(What you should do)
Look through the records below and collect all lines that hold the string "sigma".

Extracts from a graphics dataset
◆ ◆ ◆ ◆ ◆ ◆ ◆

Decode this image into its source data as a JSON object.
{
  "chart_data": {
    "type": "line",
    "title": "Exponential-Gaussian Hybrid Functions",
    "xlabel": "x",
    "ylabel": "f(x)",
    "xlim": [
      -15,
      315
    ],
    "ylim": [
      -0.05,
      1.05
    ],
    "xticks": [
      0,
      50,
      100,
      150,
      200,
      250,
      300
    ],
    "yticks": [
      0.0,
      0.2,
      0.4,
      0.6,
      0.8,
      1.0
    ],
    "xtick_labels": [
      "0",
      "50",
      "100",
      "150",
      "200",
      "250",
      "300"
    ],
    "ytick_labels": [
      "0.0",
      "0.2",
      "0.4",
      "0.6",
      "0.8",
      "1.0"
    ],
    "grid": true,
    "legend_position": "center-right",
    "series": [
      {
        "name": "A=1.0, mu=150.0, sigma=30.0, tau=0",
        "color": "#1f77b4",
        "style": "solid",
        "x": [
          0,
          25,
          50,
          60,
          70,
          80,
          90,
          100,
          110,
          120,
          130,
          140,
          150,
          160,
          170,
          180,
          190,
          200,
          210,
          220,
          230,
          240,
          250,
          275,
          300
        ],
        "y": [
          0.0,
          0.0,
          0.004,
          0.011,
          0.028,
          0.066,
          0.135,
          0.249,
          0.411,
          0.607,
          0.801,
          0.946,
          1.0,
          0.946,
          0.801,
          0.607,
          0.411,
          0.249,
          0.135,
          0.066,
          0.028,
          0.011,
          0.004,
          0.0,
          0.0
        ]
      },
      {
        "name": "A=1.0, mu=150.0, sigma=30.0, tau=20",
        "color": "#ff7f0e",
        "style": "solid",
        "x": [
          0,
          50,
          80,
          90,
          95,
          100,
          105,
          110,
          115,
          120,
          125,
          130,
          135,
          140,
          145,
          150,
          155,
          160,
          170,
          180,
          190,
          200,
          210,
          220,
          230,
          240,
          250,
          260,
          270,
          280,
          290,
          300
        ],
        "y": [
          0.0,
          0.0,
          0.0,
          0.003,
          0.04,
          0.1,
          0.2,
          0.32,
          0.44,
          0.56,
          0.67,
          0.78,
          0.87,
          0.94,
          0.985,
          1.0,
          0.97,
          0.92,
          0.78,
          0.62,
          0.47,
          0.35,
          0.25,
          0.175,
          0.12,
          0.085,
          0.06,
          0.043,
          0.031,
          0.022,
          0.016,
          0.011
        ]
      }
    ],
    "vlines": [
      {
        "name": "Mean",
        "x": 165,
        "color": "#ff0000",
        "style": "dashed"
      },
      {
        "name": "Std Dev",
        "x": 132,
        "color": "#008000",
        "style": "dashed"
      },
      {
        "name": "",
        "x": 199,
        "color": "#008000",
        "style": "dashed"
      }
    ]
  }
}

◆ ◆ ◆ ◆ ◆ ◆ ◆

(Answer for this exercise)
        "name": "A=1.0, mu=150.0, sigma=30.0, tau=0",
        "name": "A=1.0, mu=150.0, sigma=30.0, tau=20",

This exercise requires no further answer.